**Given task**: Provide the count of lines that hold "text" and no other output.

**Entries supplied**:
..........
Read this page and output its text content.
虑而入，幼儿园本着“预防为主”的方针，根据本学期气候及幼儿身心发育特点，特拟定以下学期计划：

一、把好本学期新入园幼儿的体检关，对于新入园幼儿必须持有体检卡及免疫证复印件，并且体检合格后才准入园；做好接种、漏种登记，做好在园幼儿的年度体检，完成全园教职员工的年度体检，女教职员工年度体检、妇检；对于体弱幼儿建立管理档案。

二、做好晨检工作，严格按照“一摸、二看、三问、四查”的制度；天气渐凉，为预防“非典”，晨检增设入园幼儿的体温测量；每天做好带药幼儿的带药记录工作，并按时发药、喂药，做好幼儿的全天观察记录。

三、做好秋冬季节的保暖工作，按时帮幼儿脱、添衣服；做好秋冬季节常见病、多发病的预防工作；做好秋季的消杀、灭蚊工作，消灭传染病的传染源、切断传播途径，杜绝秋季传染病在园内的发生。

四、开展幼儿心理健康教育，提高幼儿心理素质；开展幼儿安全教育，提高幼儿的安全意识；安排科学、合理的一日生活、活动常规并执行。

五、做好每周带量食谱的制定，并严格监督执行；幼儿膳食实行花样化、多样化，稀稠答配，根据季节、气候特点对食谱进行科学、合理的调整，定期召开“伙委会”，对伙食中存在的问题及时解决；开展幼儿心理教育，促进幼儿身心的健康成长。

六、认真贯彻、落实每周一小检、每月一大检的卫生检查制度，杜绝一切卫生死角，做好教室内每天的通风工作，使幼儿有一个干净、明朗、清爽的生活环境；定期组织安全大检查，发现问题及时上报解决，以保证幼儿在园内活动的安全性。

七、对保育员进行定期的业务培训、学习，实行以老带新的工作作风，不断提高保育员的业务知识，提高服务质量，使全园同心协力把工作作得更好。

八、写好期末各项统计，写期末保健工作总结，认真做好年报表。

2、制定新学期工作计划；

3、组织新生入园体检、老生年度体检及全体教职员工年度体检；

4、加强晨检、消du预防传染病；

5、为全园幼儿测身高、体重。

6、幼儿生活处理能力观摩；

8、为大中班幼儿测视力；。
..........
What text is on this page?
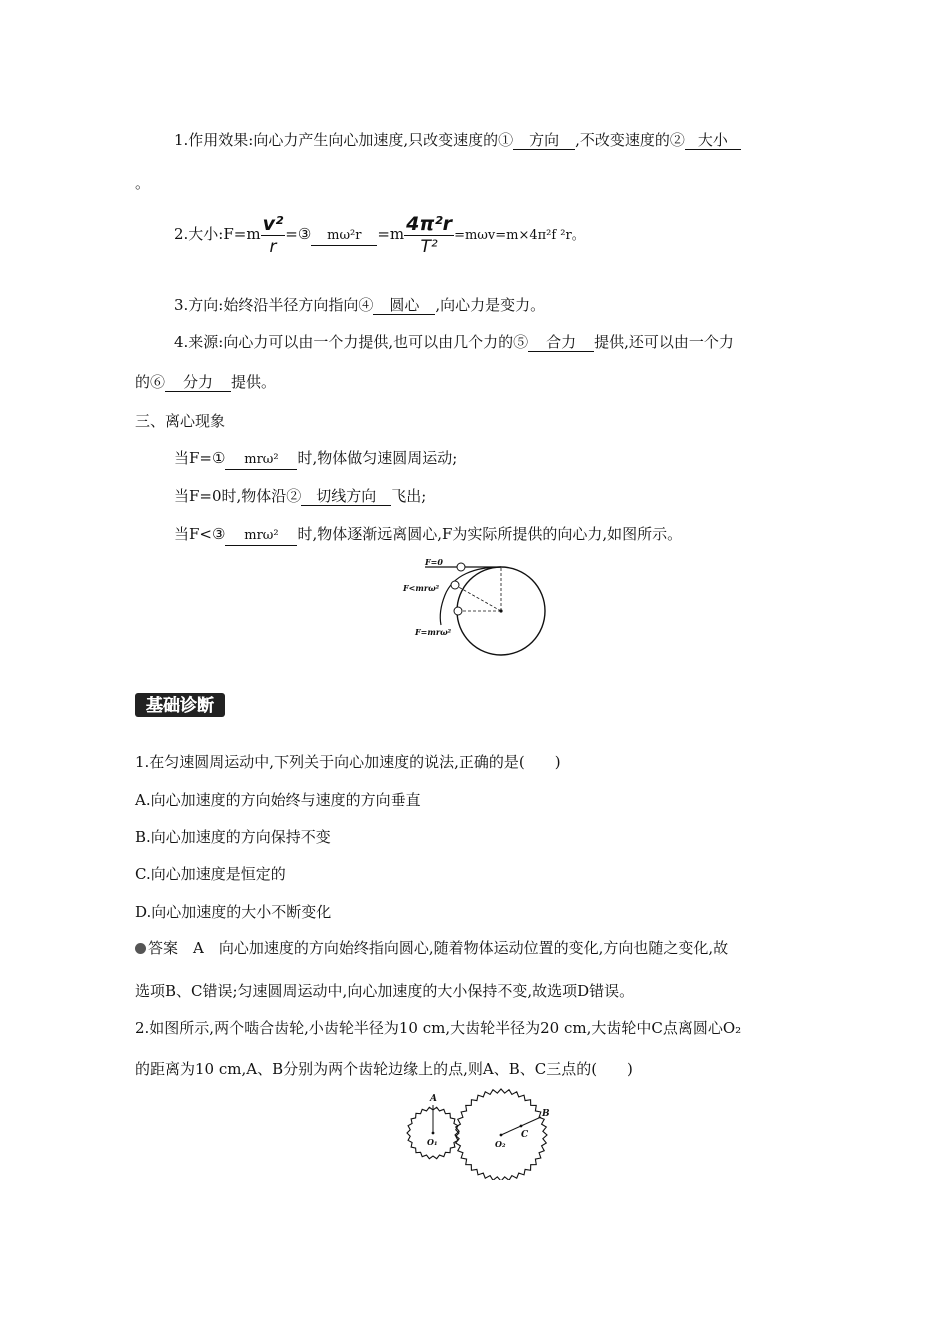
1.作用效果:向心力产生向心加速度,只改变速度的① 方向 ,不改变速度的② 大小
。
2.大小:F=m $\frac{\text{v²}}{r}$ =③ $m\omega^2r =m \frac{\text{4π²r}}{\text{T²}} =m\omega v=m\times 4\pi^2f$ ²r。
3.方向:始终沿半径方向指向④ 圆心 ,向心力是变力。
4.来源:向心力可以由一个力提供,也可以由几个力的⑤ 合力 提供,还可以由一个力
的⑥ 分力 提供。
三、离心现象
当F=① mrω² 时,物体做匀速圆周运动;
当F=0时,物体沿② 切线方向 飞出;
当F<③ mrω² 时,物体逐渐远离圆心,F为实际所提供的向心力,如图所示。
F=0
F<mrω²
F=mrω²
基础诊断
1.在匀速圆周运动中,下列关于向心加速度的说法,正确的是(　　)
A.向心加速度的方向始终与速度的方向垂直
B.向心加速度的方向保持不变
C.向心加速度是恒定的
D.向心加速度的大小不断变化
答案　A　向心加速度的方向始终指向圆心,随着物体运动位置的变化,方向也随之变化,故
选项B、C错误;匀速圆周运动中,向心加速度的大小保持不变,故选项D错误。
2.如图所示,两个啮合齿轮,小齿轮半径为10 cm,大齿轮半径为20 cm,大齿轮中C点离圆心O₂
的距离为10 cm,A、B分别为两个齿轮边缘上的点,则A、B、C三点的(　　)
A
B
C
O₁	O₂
..........
**Answer to this exercise**: 3